** Begin Given entries **

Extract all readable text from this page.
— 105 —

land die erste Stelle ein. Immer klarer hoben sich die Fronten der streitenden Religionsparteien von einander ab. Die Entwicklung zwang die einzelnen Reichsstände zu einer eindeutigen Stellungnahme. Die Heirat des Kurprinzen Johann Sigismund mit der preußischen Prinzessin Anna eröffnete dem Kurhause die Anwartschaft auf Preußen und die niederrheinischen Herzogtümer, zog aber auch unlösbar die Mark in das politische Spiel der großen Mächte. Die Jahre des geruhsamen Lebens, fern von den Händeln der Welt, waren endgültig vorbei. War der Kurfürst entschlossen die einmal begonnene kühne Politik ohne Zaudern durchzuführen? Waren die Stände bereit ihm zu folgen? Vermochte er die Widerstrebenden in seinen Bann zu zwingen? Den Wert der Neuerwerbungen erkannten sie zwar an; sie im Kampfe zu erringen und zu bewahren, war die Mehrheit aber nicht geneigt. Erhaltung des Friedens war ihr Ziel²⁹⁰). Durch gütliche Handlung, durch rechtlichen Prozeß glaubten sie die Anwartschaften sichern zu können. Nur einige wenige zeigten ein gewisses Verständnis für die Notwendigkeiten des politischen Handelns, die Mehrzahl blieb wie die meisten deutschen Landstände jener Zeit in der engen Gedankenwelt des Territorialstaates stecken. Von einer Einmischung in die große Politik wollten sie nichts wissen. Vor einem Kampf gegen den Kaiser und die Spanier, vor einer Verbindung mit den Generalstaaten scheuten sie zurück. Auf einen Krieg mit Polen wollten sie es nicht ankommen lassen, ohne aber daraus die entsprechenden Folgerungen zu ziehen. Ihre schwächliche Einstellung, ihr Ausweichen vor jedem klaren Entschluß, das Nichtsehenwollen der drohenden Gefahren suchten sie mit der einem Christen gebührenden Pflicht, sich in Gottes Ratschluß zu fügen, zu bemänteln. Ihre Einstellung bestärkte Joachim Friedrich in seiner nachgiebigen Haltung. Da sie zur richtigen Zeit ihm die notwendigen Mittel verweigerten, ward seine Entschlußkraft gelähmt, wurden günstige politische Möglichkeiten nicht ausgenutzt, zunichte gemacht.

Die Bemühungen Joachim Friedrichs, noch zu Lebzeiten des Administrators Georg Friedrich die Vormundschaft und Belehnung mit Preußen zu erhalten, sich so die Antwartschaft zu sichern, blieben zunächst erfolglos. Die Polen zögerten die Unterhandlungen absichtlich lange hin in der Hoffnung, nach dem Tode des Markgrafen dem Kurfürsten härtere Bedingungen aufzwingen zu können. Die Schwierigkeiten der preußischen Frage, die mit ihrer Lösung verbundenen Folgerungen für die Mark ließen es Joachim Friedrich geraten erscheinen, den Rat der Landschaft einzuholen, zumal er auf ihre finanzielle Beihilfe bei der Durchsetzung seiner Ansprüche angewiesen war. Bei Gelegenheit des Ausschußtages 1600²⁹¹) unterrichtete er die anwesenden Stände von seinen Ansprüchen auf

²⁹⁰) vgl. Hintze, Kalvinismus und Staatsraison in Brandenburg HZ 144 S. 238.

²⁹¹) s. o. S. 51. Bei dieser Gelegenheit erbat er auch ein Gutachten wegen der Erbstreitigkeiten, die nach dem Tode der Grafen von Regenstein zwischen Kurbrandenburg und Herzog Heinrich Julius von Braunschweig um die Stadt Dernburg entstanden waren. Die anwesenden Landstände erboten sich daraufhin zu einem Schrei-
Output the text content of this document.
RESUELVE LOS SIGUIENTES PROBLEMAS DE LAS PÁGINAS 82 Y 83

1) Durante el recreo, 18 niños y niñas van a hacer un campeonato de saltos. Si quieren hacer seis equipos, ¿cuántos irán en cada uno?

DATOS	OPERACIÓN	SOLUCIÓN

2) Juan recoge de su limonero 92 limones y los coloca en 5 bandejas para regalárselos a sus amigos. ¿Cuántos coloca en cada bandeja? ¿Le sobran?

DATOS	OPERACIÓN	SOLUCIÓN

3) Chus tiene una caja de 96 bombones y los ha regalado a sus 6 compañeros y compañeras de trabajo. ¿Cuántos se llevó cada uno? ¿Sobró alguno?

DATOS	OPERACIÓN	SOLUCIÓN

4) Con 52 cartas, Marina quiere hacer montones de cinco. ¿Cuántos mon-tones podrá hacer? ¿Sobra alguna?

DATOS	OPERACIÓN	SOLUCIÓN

** End Given entries **

§ **Problem details**: Write every line of the material above again, exactly.

§ **Expected output**:
Extract all readable text from this page.
— 105 —

land die erste Stelle ein. Immer klarer hoben sich die Fronten der streitenden Religionsparteien von einander ab. Die Entwicklung zwang die einzelnen Reichsstände zu einer eindeutigen Stellungnahme. Die Heirat des Kurprinzen Johann Sigismund mit der preußischen Prinzessin Anna eröffnete dem Kurhause die Anwartschaft auf Preußen und die niederrheinischen Herzogtümer, zog aber auch unlösbar die Mark in das politische Spiel der großen Mächte. Die Jahre des geruhsamen Lebens, fern von den Händeln der Welt, waren endgültig vorbei. War der Kurfürst entschlossen die einmal begonnene kühne Politik ohne Zaudern durchzuführen? Waren die Stände bereit ihm zu folgen? Vermochte er die Widerstrebenden in seinen Bann zu zwingen? Den Wert der Neuerwerbungen erkannten sie zwar an; sie im Kampfe zu erringen und zu bewahren, war die Mehrheit aber nicht geneigt. Erhaltung des Friedens war ihr Ziel²⁹⁰). Durch gütliche Handlung, durch rechtlichen Prozeß glaubten sie die Anwartschaften sichern zu können. Nur einige wenige zeigten ein gewisses Verständnis für die Notwendigkeiten des politischen Handelns, die Mehrzahl blieb wie die meisten deutschen Landstände jener Zeit in der engen Gedankenwelt des Territorialstaates stecken. Von einer Einmischung in die große Politik wollten sie nichts wissen. Vor einem Kampf gegen den Kaiser und die Spanier, vor einer Verbindung mit den Generalstaaten scheuten sie zurück. Auf einen Krieg mit Polen wollten sie es nicht ankommen lassen, ohne aber daraus die entsprechenden Folgerungen zu ziehen. Ihre schwächliche Einstellung, ihr Ausweichen vor jedem klaren Entschluß, das Nichtsehenwollen der drohenden Gefahren suchten sie mit der einem Christen gebührenden Pflicht, sich in Gottes Ratschluß zu fügen, zu bemänteln. Ihre Einstellung bestärkte Joachim Friedrich in seiner nachgiebigen Haltung. Da sie zur richtigen Zeit ihm die notwendigen Mittel verweigerten, ward seine Entschlußkraft gelähmt, wurden günstige politische Möglichkeiten nicht ausgenutzt, zunichte gemacht.

Die Bemühungen Joachim Friedrichs, noch zu Lebzeiten des Administrators Georg Friedrich die Vormundschaft und Belehnung mit Preußen zu erhalten, sich so die Antwartschaft zu sichern, blieben zunächst erfolglos. Die Polen zögerten die Unterhandlungen absichtlich lange hin in der Hoffnung, nach dem Tode des Markgrafen dem Kurfürsten härtere Bedingungen aufzwingen zu können. Die Schwierigkeiten der preußischen Frage, die mit ihrer Lösung verbundenen Folgerungen für die Mark ließen es Joachim Friedrich geraten erscheinen, den Rat der Landschaft einzuholen, zumal er auf ihre finanzielle Beihilfe bei der Durchsetzung seiner Ansprüche angewiesen war. Bei Gelegenheit des Ausschußtages 1600²⁹¹) unterrichtete er die anwesenden Stände von seinen Ansprüchen auf

²⁹⁰) vgl. Hintze, Kalvinismus und Staatsraison in Brandenburg HZ 144 S. 238.

²⁹¹) s. o. S. 51. Bei dieser Gelegenheit erbat er auch ein Gutachten wegen der Erbstreitigkeiten, die nach dem Tode der Grafen von Regenstein zwischen Kurbrandenburg und Herzog Heinrich Julius von Braunschweig um die Stadt Dernburg entstanden waren. Die anwesenden Landstände erboten sich daraufhin zu einem Schrei-
Output the text content of this document.
RESUELVE LOS SIGUIENTES PROBLEMAS DE LAS PÁGINAS 82 Y 83

1) Durante el recreo, 18 niños y niñas van a hacer un campeonato de saltos. Si quieren hacer seis equipos, ¿cuántos irán en cada uno?

DATOS	OPERACIÓN	SOLUCIÓN

2) Juan recoge de su limonero 92 limones y los coloca en 5 bandejas para regalárselos a sus amigos. ¿Cuántos coloca en cada bandeja? ¿Le sobran?

DATOS	OPERACIÓN	SOLUCIÓN

3) Chus tiene una caja de 96 bombones y los ha regalado a sus 6 compañeros y compañeras de trabajo. ¿Cuántos se llevó cada uno? ¿Sobró alguno?

DATOS	OPERACIÓN	SOLUCIÓN

4) Con 52 cartas, Marina quiere hacer montones de cinco. ¿Cuántos mon-tones podrá hacer? ¿Sobra alguna?

DATOS	OPERACIÓN	SOLUCIÓN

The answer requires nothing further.